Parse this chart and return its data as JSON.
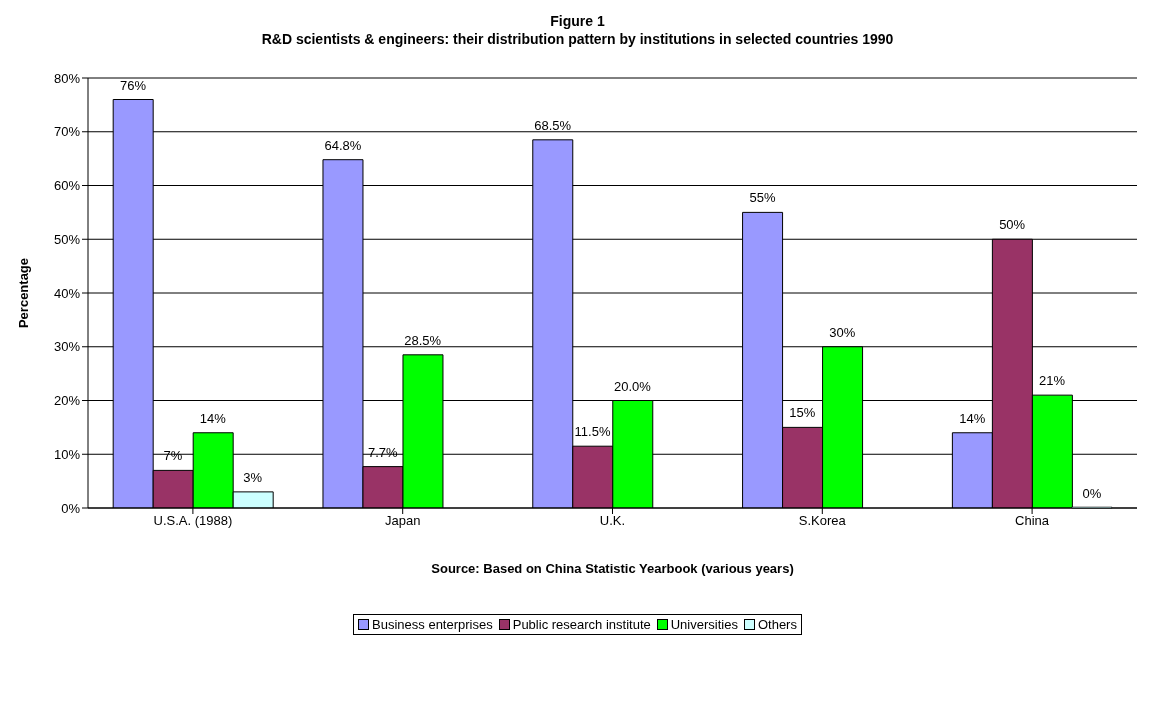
{
  "chart_data": {
    "type": "bar",
    "title": "Figure 1",
    "subtitle": "R&D scientists & engineers: their distribution pattern by institutions in selected countries 1990",
    "ylabel": "Percentage",
    "annotations": [
      "Source: Based on China Statistic Yearbook (various years)"
    ],
    "categories": [
      "U.S.A. (1988)",
      "Japan",
      "U.K.",
      "S.Korea",
      "China"
    ],
    "series": [
      {
        "name": "Business enterprises",
        "color": "#9999ff",
        "values": [
          76,
          64.8,
          68.5,
          55,
          14
        ],
        "value_labels": [
          "76%",
          "64.8%",
          "68.5%",
          "55%",
          "14%"
        ]
      },
      {
        "name": "Public research institute",
        "color": "#993366",
        "values": [
          7,
          7.7,
          11.5,
          15,
          50
        ],
        "value_labels": [
          "7%",
          "7.7%",
          "11.5%",
          "15%",
          "50%"
        ]
      },
      {
        "name": "Universities",
        "color": "#00ff00",
        "values": [
          14,
          28.5,
          20.0,
          30,
          21
        ],
        "value_labels": [
          "14%",
          "28.5%",
          "20.0%",
          "30%",
          "21%"
        ]
      },
      {
        "name": "Others",
        "color": "#ccffff",
        "values": [
          3,
          null,
          null,
          null,
          0
        ],
        "value_labels": [
          "3%",
          null,
          null,
          null,
          "0%"
        ]
      }
    ],
    "ylim": [
      0,
      80
    ],
    "yticks": [
      {
        "value": 0,
        "label": "0%"
      },
      {
        "value": 10,
        "label": "10%"
      },
      {
        "value": 20,
        "label": "20%"
      },
      {
        "value": 30,
        "label": "30%"
      },
      {
        "value": 40,
        "label": "40%"
      },
      {
        "value": 50,
        "label": "50%"
      },
      {
        "value": 60,
        "label": "60%"
      },
      {
        "value": 70,
        "label": "70%"
      },
      {
        "value": 80,
        "label": "80%"
      }
    ],
    "grid": "y",
    "legend": "bottom"
  }
}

* **EXERCISE**
Search the data for "color". Copy every line that has it.

* **RESPONSE TO THIS EXERCISE**
        "color": "#9999ff",
        "color": "#993366",
        "color": "#00ff00",
        "color": "#ccffff",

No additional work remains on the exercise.